— start of Task input —

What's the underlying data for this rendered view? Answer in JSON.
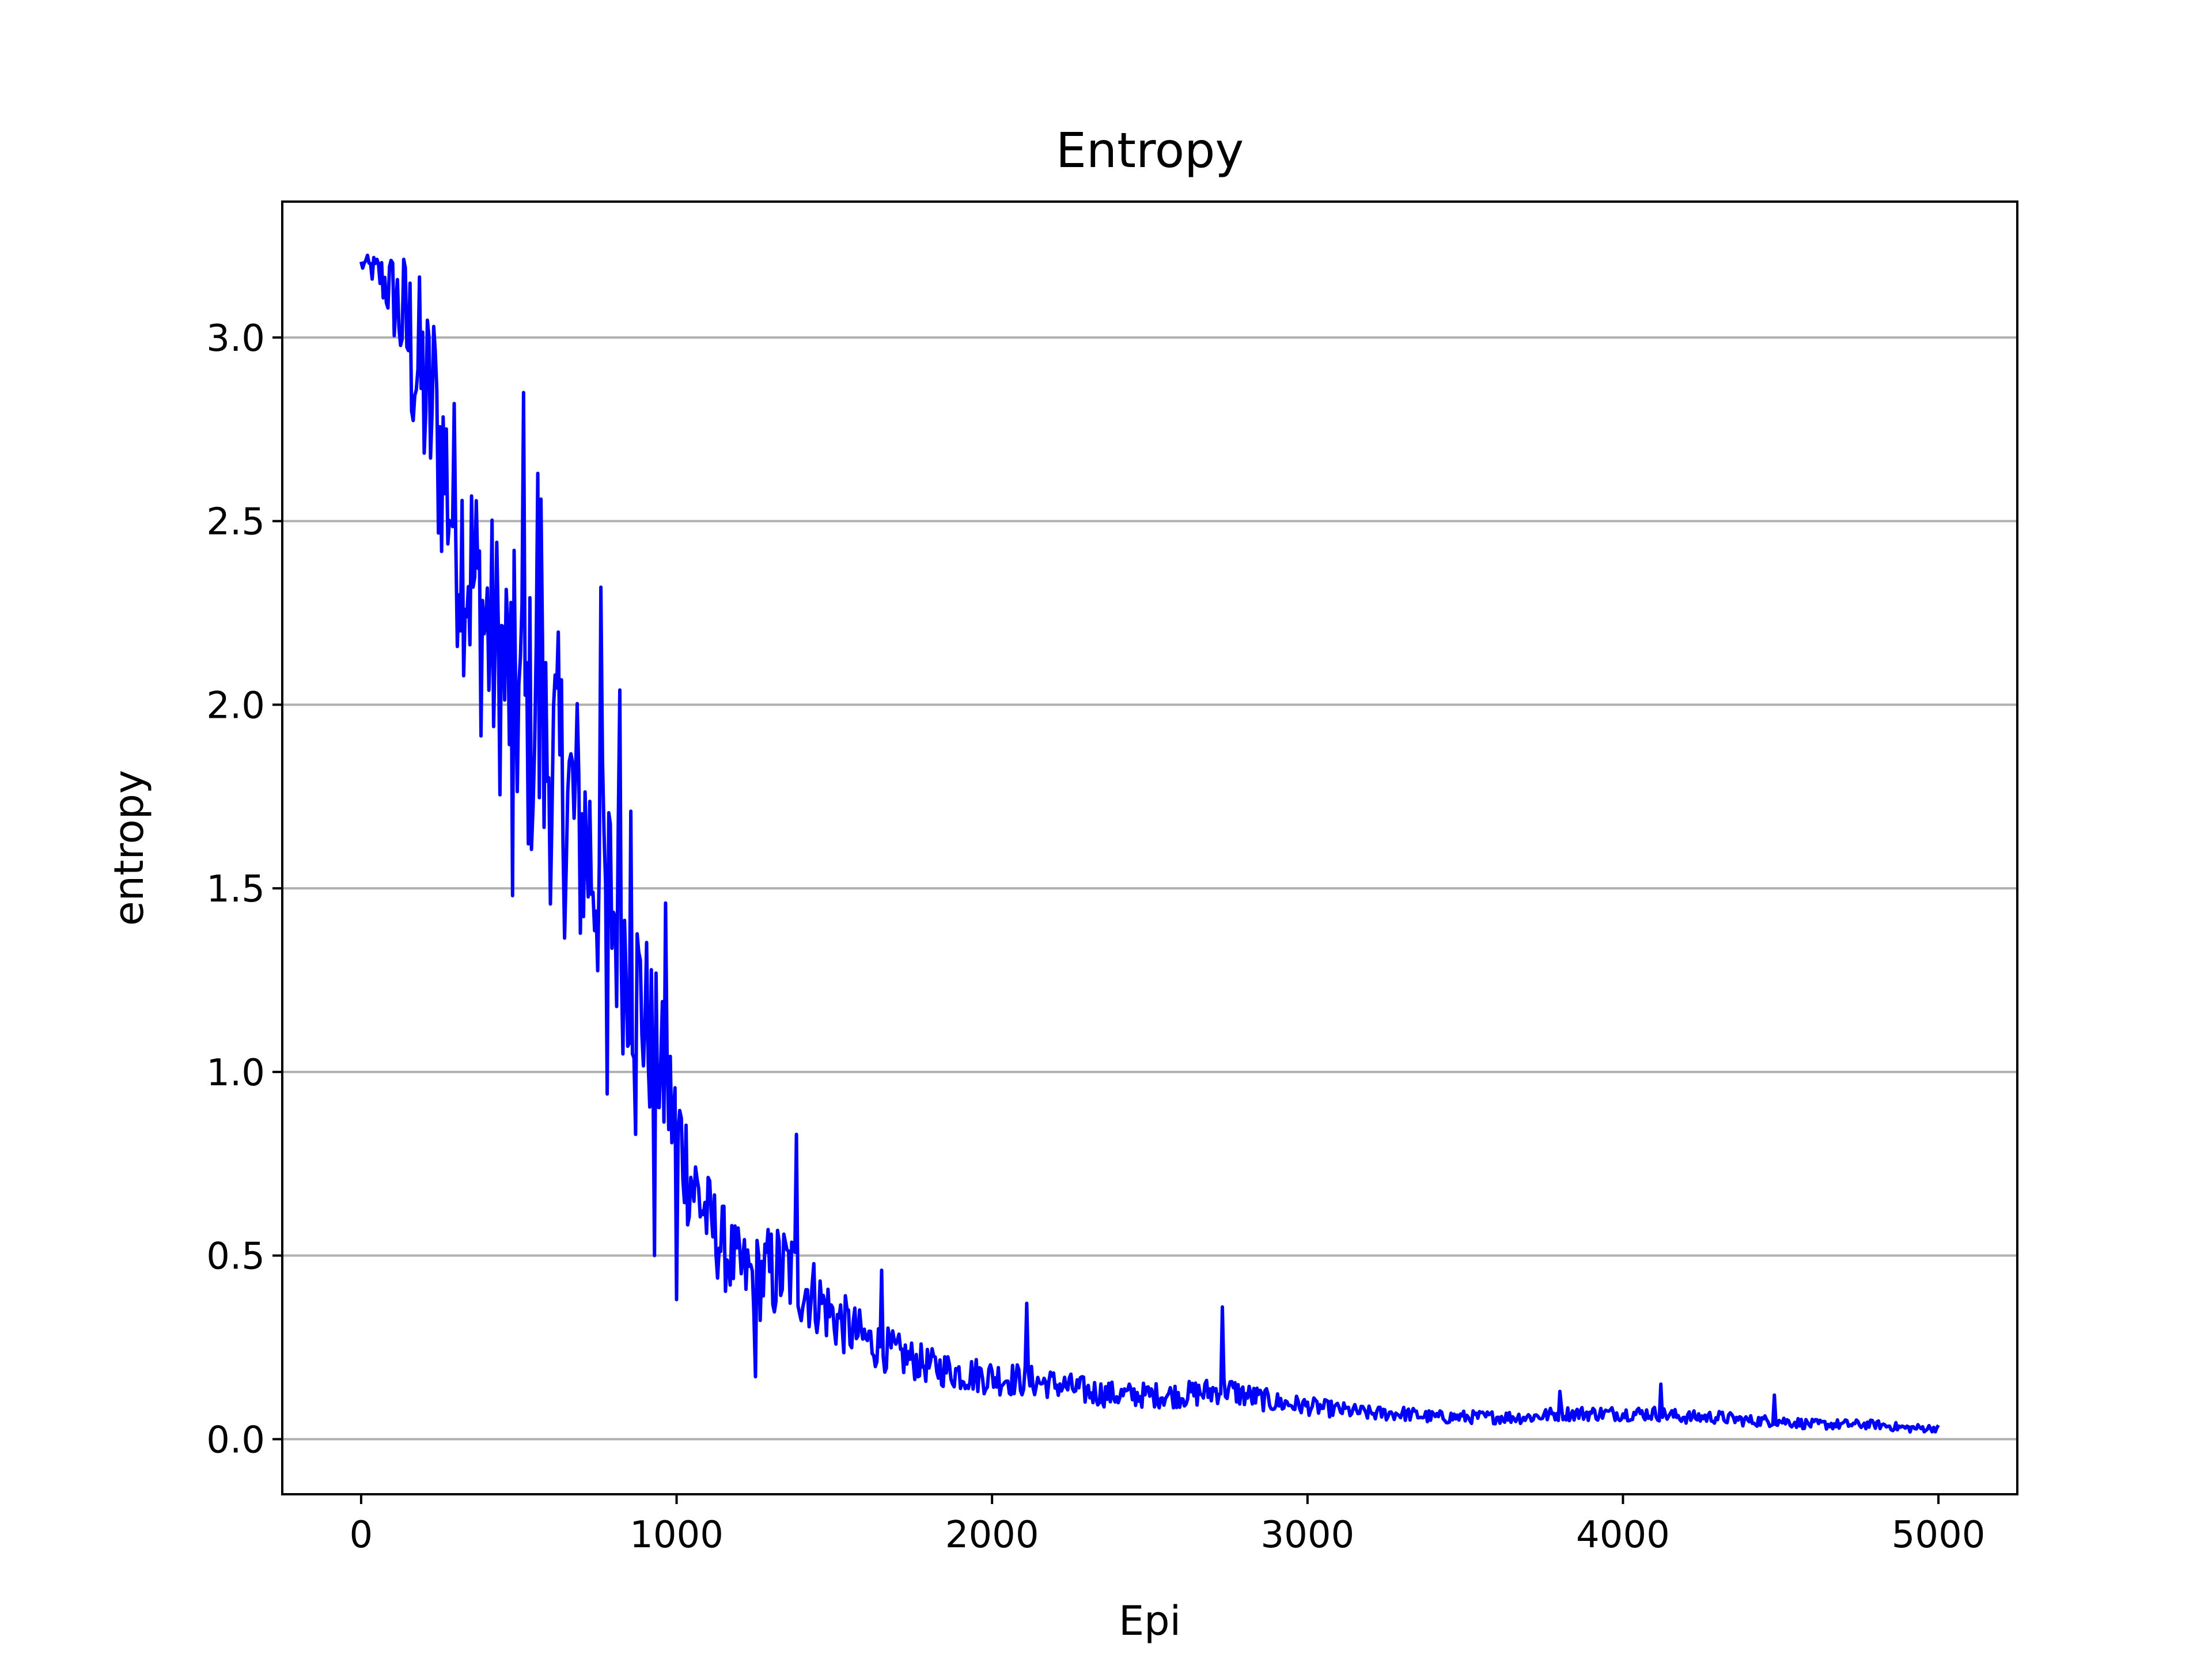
{
  "chart_data": {
    "type": "line",
    "title": "Entropy",
    "xlabel": "Epi",
    "ylabel": "entropy",
    "xlim": [
      -250,
      5250
    ],
    "ylim": [
      -0.15,
      3.37
    ],
    "xticks": [
      0,
      1000,
      2000,
      3000,
      4000,
      5000
    ],
    "xtick_labels": [
      "0",
      "1000",
      "2000",
      "3000",
      "4000",
      "5000"
    ],
    "yticks": [
      0.0,
      0.5,
      1.0,
      1.5,
      2.0,
      2.5,
      3.0
    ],
    "ytick_labels": [
      "0.0",
      "0.5",
      "1.0",
      "1.5",
      "2.0",
      "2.5",
      "3.0"
    ],
    "grid": "horizontal",
    "series": [
      {
        "color": "#0000ff",
        "note_points": "approximate trend readings (noisy series)",
        "x": [
          0,
          50,
          100,
          150,
          200,
          250,
          300,
          350,
          400,
          450,
          500,
          550,
          600,
          650,
          700,
          750,
          800,
          850,
          900,
          950,
          1000,
          1050,
          1100,
          1150,
          1200,
          1250,
          1300,
          1350,
          1400,
          1450,
          1500,
          1600,
          1700,
          1800,
          1900,
          2000,
          2100,
          2200,
          2300,
          2400,
          2500,
          2600,
          2700,
          2730,
          2800,
          2900,
          3000,
          3100,
          3200,
          3300,
          3400,
          3500,
          3600,
          3700,
          3800,
          3900,
          4000,
          4100,
          4200,
          4300,
          4400,
          4500,
          4600,
          4700,
          4800,
          4900,
          5000
        ],
        "y": [
          3.2,
          3.18,
          3.12,
          3.0,
          2.85,
          2.7,
          2.5,
          2.35,
          2.2,
          2.1,
          2.0,
          1.92,
          1.85,
          1.75,
          1.65,
          1.55,
          1.45,
          1.3,
          1.15,
          1.0,
          0.85,
          0.7,
          0.6,
          0.52,
          0.46,
          0.44,
          0.45,
          0.46,
          0.42,
          0.38,
          0.33,
          0.27,
          0.23,
          0.2,
          0.18,
          0.17,
          0.16,
          0.15,
          0.13,
          0.12,
          0.12,
          0.12,
          0.13,
          0.14,
          0.12,
          0.1,
          0.09,
          0.08,
          0.07,
          0.07,
          0.06,
          0.06,
          0.06,
          0.06,
          0.07,
          0.07,
          0.07,
          0.07,
          0.06,
          0.06,
          0.05,
          0.05,
          0.04,
          0.04,
          0.04,
          0.03,
          0.03
        ],
        "noise": [
          0.02,
          0.05,
          0.12,
          0.25,
          0.3,
          0.32,
          0.34,
          0.36,
          0.36,
          0.38,
          0.4,
          0.4,
          0.4,
          0.4,
          0.38,
          0.36,
          0.34,
          0.3,
          0.26,
          0.22,
          0.2,
          0.16,
          0.13,
          0.12,
          0.11,
          0.12,
          0.14,
          0.14,
          0.12,
          0.1,
          0.09,
          0.07,
          0.06,
          0.05,
          0.05,
          0.05,
          0.045,
          0.04,
          0.04,
          0.035,
          0.035,
          0.035,
          0.04,
          0.04,
          0.035,
          0.03,
          0.025,
          0.022,
          0.02,
          0.02,
          0.018,
          0.018,
          0.018,
          0.018,
          0.02,
          0.02,
          0.02,
          0.02,
          0.018,
          0.018,
          0.016,
          0.016,
          0.014,
          0.014,
          0.012,
          0.012,
          0.01
        ],
        "spikes": [
          {
            "x": 15,
            "y": 3.21
          },
          {
            "x": 230,
            "y": 3.03
          },
          {
            "x": 515,
            "y": 2.85
          },
          {
            "x": 560,
            "y": 2.63
          },
          {
            "x": 570,
            "y": 2.56
          },
          {
            "x": 760,
            "y": 2.32
          },
          {
            "x": 820,
            "y": 2.04
          },
          {
            "x": 855,
            "y": 1.71
          },
          {
            "x": 965,
            "y": 1.46
          },
          {
            "x": 1380,
            "y": 0.83
          },
          {
            "x": 1650,
            "y": 0.46
          },
          {
            "x": 2110,
            "y": 0.37
          },
          {
            "x": 2730,
            "y": 0.36
          },
          {
            "x": 3800,
            "y": 0.13
          },
          {
            "x": 4120,
            "y": 0.15
          },
          {
            "x": 4480,
            "y": 0.12
          }
        ],
        "dips": [
          {
            "x": 480,
            "y": 1.48
          },
          {
            "x": 780,
            "y": 0.94
          },
          {
            "x": 870,
            "y": 0.83
          },
          {
            "x": 930,
            "y": 0.5
          },
          {
            "x": 1000,
            "y": 0.38
          },
          {
            "x": 1250,
            "y": 0.17
          }
        ]
      }
    ]
  }
}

— end of Task input —

▶ Exercise aim
Write out every entry again word for word, without any of the pictures.

▶ Reply
What's the underlying data for this rendered view? Answer in JSON.
{
  "chart_data": {
    "type": "line",
    "title": "Entropy",
    "xlabel": "Epi",
    "ylabel": "entropy",
    "xlim": [
      -250,
      5250
    ],
    "ylim": [
      -0.15,
      3.37
    ],
    "xticks": [
      0,
      1000,
      2000,
      3000,
      4000,
      5000
    ],
    "xtick_labels": [
      "0",
      "1000",
      "2000",
      "3000",
      "4000",
      "5000"
    ],
    "yticks": [
      0.0,
      0.5,
      1.0,
      1.5,
      2.0,
      2.5,
      3.0
    ],
    "ytick_labels": [
      "0.0",
      "0.5",
      "1.0",
      "1.5",
      "2.0",
      "2.5",
      "3.0"
    ],
    "grid": "horizontal",
    "series": [
      {
        "color": "#0000ff",
        "note_points": "approximate trend readings (noisy series)",
        "x": [
          0,
          50,
          100,
          150,
          200,
          250,
          300,
          350,
          400,
          450,
          500,
          550,
          600,
          650,
          700,
          750,
          800,
          850,
          900,
          950,
          1000,
          1050,
          1100,
          1150,
          1200,
          1250,
          1300,
          1350,
          1400,
          1450,
          1500,
          1600,
          1700,
          1800,
          1900,
          2000,
          2100,
          2200,
          2300,
          2400,
          2500,
          2600,
          2700,
          2730,
          2800,
          2900,
          3000,
          3100,
          3200,
          3300,
          3400,
          3500,
          3600,
          3700,
          3800,
          3900,
          4000,
          4100,
          4200,
          4300,
          4400,
          4500,
          4600,
          4700,
          4800,
          4900,
          5000
        ],
        "y": [
          3.2,
          3.18,
          3.12,
          3.0,
          2.85,
          2.7,
          2.5,
          2.35,
          2.2,
          2.1,
          2.0,
          1.92,
          1.85,
          1.75,
          1.65,
          1.55,
          1.45,
          1.3,
          1.15,
          1.0,
          0.85,
          0.7,
          0.6,
          0.52,
          0.46,
          0.44,
          0.45,
          0.46,
          0.42,
          0.38,
          0.33,
          0.27,
          0.23,
          0.2,
          0.18,
          0.17,
          0.16,
          0.15,
          0.13,
          0.12,
          0.12,
          0.12,
          0.13,
          0.14,
          0.12,
          0.1,
          0.09,
          0.08,
          0.07,
          0.07,
          0.06,
          0.06,
          0.06,
          0.06,
          0.07,
          0.07,
          0.07,
          0.07,
          0.06,
          0.06,
          0.05,
          0.05,
          0.04,
          0.04,
          0.04,
          0.03,
          0.03
        ],
        "noise": [
          0.02,
          0.05,
          0.12,
          0.25,
          0.3,
          0.32,
          0.34,
          0.36,
          0.36,
          0.38,
          0.4,
          0.4,
          0.4,
          0.4,
          0.38,
          0.36,
          0.34,
          0.3,
          0.26,
          0.22,
          0.2,
          0.16,
          0.13,
          0.12,
          0.11,
          0.12,
          0.14,
          0.14,
          0.12,
          0.1,
          0.09,
          0.07,
          0.06,
          0.05,
          0.05,
          0.05,
          0.045,
          0.04,
          0.04,
          0.035,
          0.035,
          0.035,
          0.04,
          0.04,
          0.035,
          0.03,
          0.025,
          0.022,
          0.02,
          0.02,
          0.018,
          0.018,
          0.018,
          0.018,
          0.02,
          0.02,
          0.02,
          0.02,
          0.018,
          0.018,
          0.016,
          0.016,
          0.014,
          0.014,
          0.012,
          0.012,
          0.01
        ],
        "spikes": [
          {
            "x": 15,
            "y": 3.21
          },
          {
            "x": 230,
            "y": 3.03
          },
          {
            "x": 515,
            "y": 2.85
          },
          {
            "x": 560,
            "y": 2.63
          },
          {
            "x": 570,
            "y": 2.56
          },
          {
            "x": 760,
            "y": 2.32
          },
          {
            "x": 820,
            "y": 2.04
          },
          {
            "x": 855,
            "y": 1.71
          },
          {
            "x": 965,
            "y": 1.46
          },
          {
            "x": 1380,
            "y": 0.83
          },
          {
            "x": 1650,
            "y": 0.46
          },
          {
            "x": 2110,
            "y": 0.37
          },
          {
            "x": 2730,
            "y": 0.36
          },
          {
            "x": 3800,
            "y": 0.13
          },
          {
            "x": 4120,
            "y": 0.15
          },
          {
            "x": 4480,
            "y": 0.12
          }
        ],
        "dips": [
          {
            "x": 480,
            "y": 1.48
          },
          {
            "x": 780,
            "y": 0.94
          },
          {
            "x": 870,
            "y": 0.83
          },
          {
            "x": 930,
            "y": 0.5
          },
          {
            "x": 1000,
            "y": 0.38
          },
          {
            "x": 1250,
            "y": 0.17
          }
        ]
      }
    ]
  }
}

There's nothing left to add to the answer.